-- begin Material provided --
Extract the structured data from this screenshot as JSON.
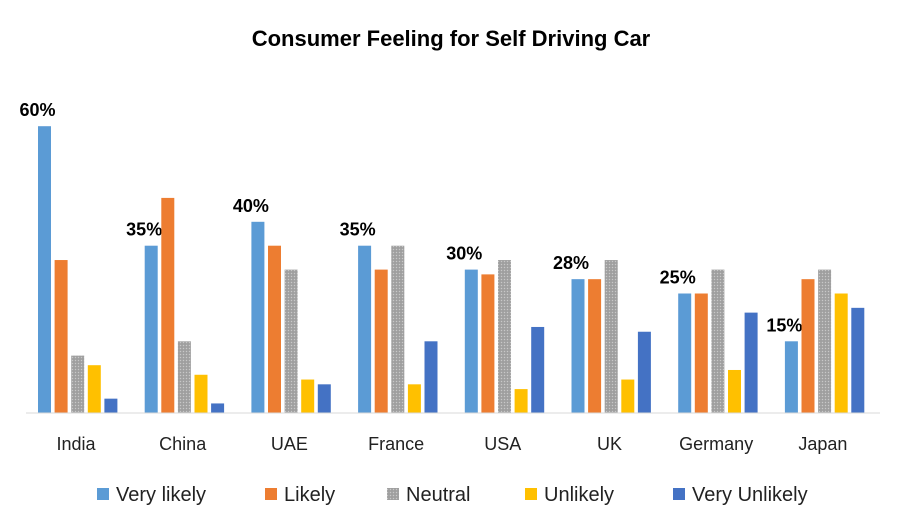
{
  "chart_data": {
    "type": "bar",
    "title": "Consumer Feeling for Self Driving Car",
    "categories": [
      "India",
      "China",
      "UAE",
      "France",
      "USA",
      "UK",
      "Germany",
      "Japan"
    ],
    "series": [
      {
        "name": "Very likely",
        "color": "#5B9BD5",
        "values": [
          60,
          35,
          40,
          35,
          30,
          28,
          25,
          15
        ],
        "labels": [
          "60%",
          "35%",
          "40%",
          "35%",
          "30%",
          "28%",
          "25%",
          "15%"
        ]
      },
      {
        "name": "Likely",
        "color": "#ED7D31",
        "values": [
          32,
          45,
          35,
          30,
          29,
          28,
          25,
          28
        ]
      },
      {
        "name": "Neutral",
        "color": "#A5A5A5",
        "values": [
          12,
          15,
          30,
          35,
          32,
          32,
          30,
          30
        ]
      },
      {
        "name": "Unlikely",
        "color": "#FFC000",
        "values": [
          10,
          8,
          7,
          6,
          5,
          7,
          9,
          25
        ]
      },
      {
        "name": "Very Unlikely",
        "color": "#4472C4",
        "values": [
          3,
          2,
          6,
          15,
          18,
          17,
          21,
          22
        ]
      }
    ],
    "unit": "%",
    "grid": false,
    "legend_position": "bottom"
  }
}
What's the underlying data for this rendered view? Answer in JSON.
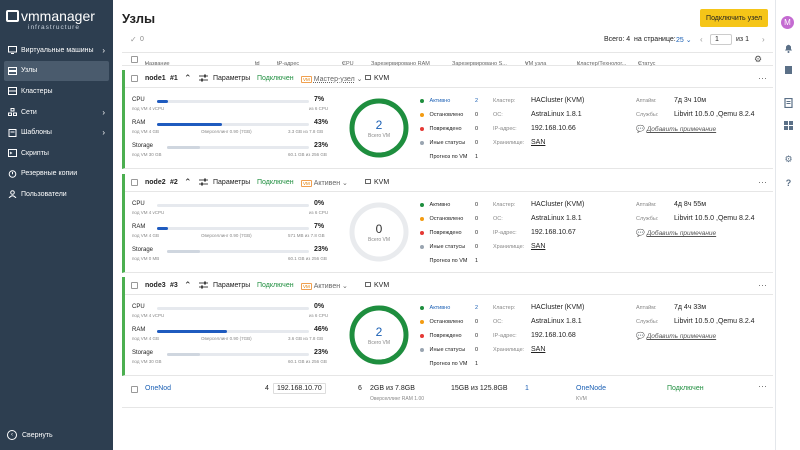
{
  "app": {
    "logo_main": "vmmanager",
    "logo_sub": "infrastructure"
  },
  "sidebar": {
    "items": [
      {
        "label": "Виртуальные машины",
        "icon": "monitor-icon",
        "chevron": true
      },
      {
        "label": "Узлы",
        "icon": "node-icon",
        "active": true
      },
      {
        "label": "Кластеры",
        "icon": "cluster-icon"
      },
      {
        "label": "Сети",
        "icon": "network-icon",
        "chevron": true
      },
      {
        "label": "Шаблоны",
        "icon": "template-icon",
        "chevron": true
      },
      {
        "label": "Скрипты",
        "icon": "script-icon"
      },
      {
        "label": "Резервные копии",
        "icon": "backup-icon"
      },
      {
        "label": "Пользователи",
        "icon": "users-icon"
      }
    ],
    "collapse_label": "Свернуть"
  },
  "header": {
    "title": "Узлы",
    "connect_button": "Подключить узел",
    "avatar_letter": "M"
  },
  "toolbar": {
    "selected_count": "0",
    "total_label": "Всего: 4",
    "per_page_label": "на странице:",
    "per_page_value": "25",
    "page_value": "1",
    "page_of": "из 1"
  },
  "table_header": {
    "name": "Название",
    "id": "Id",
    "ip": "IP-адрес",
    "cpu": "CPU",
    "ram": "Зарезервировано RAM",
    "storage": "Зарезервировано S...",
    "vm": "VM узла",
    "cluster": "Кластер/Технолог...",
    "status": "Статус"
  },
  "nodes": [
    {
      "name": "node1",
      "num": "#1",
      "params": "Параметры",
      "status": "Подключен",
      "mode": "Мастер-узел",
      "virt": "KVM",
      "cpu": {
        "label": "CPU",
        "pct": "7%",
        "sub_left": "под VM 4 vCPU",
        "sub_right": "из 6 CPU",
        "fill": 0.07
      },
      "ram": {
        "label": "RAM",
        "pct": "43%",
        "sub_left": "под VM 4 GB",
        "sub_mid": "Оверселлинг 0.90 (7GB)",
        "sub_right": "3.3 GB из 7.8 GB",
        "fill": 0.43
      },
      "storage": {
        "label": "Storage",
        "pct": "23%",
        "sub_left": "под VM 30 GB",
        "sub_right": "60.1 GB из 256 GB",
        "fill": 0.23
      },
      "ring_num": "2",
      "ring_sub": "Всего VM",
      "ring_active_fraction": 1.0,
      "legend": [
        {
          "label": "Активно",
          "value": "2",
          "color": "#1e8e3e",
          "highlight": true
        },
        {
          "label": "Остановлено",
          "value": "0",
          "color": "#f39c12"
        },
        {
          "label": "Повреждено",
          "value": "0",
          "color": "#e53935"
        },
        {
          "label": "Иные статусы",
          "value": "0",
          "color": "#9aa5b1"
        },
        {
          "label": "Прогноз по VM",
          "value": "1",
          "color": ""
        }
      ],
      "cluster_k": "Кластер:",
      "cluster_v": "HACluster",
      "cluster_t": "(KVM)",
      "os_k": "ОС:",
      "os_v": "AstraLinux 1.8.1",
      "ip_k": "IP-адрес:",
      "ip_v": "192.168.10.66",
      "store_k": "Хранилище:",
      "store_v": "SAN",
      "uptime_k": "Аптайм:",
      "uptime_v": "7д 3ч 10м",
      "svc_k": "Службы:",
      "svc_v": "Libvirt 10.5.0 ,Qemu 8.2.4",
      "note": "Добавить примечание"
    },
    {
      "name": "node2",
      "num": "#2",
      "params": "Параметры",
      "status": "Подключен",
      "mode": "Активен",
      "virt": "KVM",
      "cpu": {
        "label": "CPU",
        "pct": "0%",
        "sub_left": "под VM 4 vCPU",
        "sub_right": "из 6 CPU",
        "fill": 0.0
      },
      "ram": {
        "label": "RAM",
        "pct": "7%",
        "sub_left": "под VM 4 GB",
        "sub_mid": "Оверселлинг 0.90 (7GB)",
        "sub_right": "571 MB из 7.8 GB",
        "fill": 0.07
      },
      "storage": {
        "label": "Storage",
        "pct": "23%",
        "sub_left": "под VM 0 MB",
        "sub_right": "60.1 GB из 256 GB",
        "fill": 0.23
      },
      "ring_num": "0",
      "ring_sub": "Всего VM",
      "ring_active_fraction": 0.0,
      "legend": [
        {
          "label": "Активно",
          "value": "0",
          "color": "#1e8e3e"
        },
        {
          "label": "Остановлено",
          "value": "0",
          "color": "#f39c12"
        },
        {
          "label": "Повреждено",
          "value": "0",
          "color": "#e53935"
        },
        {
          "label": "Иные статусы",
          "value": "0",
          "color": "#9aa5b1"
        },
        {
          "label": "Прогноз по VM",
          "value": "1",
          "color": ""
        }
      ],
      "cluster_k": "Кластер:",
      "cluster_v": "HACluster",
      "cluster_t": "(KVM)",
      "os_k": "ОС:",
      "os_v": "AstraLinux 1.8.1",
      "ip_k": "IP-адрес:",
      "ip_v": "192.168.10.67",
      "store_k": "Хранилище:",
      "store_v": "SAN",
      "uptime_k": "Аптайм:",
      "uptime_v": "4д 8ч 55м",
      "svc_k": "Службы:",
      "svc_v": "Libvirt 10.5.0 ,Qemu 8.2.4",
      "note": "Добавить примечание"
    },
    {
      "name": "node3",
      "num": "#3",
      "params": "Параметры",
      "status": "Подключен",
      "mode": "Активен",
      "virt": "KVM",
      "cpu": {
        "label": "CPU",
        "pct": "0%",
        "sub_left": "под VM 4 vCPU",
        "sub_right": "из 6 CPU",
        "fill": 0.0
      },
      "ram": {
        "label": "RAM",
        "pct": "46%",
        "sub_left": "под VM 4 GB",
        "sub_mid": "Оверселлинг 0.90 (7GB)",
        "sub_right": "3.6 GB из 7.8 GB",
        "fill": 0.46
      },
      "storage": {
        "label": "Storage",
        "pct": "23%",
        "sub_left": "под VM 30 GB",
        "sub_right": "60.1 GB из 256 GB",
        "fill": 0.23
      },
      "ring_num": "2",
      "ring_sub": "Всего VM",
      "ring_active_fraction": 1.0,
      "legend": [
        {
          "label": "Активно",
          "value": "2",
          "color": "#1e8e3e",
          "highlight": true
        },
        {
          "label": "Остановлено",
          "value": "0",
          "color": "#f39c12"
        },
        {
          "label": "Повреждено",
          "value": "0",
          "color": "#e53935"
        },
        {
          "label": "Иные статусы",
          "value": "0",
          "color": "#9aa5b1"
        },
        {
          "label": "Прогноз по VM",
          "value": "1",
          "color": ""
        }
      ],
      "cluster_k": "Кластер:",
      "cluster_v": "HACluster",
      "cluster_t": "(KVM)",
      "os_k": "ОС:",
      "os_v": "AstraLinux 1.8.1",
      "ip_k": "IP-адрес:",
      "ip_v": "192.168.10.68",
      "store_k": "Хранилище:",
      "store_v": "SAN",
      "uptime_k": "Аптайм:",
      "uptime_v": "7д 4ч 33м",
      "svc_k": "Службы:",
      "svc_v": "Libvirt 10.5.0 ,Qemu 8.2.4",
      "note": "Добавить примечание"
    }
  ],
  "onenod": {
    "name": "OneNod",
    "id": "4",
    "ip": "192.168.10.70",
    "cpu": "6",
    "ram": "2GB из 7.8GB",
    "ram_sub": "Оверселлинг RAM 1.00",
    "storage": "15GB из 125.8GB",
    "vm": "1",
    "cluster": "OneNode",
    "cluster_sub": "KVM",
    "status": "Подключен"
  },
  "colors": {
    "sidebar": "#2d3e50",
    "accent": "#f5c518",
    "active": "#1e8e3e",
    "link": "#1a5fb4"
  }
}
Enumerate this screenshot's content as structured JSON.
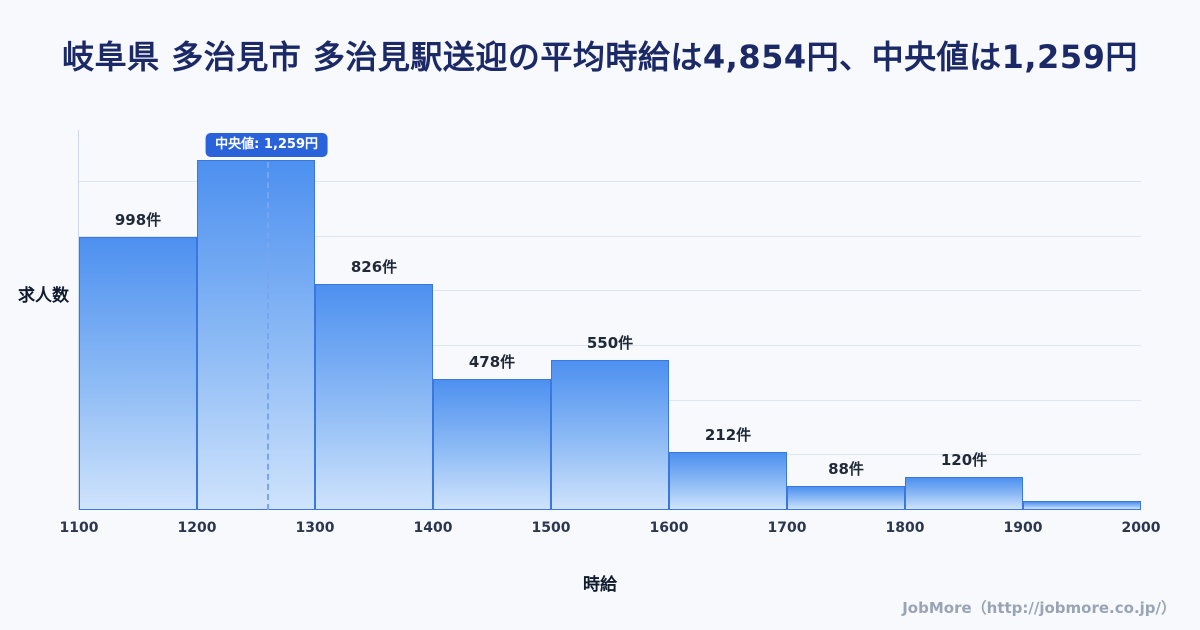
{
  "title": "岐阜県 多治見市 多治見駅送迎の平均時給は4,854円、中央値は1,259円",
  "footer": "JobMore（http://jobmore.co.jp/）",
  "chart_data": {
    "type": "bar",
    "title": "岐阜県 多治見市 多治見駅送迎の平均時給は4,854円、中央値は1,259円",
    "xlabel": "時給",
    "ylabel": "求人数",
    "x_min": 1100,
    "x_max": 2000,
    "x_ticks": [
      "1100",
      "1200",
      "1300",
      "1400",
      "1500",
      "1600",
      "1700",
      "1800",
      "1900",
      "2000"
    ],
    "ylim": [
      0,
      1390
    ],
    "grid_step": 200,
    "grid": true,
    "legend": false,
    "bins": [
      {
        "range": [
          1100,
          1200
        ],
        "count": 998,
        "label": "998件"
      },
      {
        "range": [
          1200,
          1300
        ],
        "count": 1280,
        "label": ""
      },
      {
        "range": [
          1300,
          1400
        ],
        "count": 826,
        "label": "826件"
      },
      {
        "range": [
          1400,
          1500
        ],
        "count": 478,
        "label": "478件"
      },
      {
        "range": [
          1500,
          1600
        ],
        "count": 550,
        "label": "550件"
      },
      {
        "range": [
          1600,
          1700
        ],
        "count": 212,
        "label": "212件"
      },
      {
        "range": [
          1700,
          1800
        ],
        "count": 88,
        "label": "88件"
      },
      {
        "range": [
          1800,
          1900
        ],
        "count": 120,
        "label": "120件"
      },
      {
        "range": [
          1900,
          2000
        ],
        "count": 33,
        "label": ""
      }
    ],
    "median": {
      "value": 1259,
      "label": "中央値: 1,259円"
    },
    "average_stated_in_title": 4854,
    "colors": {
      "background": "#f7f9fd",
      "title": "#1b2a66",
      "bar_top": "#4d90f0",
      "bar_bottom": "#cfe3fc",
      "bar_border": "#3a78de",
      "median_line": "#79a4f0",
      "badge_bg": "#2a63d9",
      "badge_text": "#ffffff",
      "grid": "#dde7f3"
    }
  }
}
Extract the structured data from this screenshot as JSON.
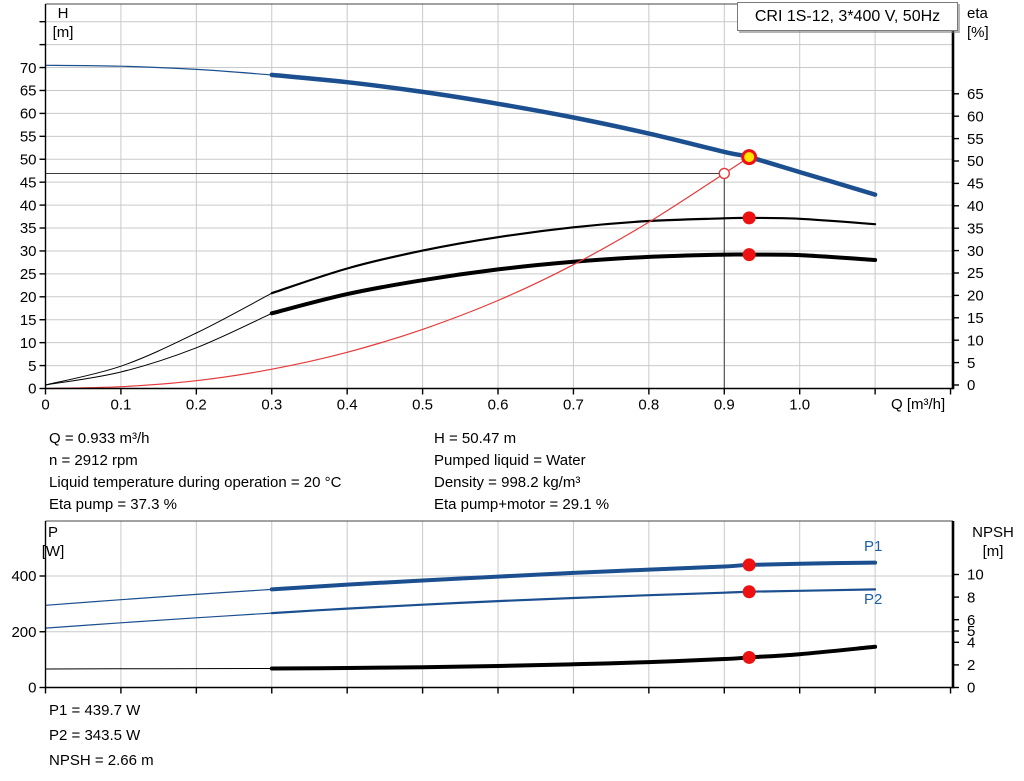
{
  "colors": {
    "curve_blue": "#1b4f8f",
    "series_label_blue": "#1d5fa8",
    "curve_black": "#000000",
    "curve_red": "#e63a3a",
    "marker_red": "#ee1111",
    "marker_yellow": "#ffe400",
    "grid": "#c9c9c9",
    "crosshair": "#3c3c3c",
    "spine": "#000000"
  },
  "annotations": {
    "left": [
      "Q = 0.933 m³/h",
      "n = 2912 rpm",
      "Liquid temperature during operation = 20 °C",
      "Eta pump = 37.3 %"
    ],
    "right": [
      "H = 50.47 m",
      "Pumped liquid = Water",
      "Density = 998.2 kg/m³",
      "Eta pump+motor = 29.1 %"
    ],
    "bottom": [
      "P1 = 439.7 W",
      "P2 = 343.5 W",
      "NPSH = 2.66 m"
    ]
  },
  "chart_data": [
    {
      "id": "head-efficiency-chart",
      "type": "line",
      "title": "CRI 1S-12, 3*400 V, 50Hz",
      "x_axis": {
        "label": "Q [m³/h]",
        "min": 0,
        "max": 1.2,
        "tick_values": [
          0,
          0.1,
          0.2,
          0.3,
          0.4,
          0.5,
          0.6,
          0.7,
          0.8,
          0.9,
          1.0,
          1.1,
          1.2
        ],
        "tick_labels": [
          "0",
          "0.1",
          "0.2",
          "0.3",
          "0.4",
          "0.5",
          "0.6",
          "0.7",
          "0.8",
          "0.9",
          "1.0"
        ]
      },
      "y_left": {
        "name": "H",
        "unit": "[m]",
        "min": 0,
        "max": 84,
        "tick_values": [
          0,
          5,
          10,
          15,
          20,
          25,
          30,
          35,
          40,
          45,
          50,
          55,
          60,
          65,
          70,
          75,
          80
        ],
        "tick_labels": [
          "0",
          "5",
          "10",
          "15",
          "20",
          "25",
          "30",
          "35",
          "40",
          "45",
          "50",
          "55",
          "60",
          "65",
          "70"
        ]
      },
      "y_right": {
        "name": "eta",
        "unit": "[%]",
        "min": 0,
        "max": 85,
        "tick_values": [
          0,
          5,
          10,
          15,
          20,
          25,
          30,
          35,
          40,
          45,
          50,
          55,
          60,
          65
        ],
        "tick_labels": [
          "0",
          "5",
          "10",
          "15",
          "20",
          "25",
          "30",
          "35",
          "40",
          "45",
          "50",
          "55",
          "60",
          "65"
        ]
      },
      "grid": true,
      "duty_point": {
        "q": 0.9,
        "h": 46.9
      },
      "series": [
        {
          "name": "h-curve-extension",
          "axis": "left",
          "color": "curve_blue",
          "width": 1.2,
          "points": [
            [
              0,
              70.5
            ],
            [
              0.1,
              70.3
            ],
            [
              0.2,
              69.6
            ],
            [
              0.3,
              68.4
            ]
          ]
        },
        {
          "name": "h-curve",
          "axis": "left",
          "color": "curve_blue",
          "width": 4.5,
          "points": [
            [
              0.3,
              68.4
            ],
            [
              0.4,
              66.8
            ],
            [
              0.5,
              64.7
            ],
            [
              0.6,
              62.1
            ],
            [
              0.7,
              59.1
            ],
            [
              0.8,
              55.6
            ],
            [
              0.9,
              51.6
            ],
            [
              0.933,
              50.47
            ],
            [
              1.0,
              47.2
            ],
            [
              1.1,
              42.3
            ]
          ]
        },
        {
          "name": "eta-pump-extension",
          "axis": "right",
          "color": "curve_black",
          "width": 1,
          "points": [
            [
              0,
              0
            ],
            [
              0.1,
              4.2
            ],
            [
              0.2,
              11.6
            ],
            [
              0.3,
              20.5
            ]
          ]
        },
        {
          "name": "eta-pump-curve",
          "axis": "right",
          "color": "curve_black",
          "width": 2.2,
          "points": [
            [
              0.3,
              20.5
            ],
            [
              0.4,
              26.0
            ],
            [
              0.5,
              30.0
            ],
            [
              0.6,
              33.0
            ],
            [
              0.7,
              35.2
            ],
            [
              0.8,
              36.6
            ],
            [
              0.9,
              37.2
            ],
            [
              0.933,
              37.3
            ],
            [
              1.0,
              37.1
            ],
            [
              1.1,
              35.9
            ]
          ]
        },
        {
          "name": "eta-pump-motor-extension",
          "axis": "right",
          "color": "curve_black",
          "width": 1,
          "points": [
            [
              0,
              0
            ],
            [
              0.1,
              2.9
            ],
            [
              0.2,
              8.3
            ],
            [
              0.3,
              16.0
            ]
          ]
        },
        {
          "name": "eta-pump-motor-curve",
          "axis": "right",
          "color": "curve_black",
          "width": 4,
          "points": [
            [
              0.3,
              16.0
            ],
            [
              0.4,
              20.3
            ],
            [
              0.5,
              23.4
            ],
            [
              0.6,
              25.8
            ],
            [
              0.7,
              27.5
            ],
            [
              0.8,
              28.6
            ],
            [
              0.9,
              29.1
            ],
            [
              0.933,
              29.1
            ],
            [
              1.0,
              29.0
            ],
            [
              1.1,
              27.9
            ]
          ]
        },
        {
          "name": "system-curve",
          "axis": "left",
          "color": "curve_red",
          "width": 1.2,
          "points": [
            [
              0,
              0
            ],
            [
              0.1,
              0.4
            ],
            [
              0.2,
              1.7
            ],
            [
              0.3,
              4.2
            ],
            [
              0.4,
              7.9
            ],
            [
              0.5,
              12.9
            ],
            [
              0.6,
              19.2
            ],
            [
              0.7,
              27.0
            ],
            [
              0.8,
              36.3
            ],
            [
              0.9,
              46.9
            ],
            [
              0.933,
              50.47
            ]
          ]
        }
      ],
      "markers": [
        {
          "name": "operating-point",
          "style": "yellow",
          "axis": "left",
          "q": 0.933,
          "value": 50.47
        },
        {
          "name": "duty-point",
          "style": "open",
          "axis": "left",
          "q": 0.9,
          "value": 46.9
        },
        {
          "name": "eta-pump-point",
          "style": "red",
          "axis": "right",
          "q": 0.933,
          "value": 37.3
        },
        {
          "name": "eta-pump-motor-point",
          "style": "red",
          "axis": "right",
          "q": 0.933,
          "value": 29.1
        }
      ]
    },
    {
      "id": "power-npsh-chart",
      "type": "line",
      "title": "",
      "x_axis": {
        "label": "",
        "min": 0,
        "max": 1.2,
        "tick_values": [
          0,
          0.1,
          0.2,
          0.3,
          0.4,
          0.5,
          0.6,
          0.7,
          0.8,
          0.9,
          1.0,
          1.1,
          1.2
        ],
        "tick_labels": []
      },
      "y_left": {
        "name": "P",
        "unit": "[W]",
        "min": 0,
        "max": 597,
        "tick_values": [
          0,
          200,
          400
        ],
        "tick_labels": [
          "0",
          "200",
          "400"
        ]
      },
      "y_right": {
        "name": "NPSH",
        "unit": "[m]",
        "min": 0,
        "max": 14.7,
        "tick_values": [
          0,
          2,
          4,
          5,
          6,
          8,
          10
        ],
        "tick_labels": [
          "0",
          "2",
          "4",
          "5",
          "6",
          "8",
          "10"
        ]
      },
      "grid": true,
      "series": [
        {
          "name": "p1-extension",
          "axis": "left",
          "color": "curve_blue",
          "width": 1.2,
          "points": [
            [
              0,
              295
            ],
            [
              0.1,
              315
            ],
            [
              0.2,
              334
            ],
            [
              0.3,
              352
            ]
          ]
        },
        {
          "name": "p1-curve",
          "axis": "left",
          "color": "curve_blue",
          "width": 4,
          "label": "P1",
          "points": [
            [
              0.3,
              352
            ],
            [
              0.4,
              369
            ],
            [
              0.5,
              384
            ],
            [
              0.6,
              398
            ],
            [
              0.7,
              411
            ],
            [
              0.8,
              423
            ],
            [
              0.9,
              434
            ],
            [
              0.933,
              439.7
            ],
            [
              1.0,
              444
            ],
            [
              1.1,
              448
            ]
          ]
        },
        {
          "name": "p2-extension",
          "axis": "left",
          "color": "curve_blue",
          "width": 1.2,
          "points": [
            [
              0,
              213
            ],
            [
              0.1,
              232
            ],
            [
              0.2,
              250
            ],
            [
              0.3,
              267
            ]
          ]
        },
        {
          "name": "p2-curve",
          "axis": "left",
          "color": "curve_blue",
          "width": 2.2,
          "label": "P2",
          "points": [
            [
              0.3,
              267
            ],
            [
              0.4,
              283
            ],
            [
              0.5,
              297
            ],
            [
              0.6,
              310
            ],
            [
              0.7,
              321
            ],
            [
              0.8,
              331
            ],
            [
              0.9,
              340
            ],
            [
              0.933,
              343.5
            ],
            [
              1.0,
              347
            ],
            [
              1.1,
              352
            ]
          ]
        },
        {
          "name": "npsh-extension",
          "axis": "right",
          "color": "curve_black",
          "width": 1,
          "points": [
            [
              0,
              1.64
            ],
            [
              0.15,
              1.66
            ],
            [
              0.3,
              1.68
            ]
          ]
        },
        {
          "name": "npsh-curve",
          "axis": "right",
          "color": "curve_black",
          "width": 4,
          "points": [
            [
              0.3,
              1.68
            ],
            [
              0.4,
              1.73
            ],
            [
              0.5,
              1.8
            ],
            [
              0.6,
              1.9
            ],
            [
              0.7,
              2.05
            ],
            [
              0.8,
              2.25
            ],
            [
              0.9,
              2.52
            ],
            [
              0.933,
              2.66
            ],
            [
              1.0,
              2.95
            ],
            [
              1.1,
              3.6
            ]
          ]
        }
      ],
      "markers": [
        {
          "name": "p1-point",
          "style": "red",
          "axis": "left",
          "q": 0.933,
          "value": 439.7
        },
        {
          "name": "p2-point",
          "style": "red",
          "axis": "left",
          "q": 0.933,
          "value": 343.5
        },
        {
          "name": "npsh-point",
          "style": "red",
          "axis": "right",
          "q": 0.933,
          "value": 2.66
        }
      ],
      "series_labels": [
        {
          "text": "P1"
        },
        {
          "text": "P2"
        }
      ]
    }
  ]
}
-- end Material provided --
| Task directions |
Wherever a line in the data above holds "JSON", copy that line.

| Result |
Extract the structured data from this screenshot as JSON.
What's the underlying data for this rendered view? Answer in JSON.
Enumerate this screenshot's content as structured JSON.
Extract the structured data from this screenshot as JSON.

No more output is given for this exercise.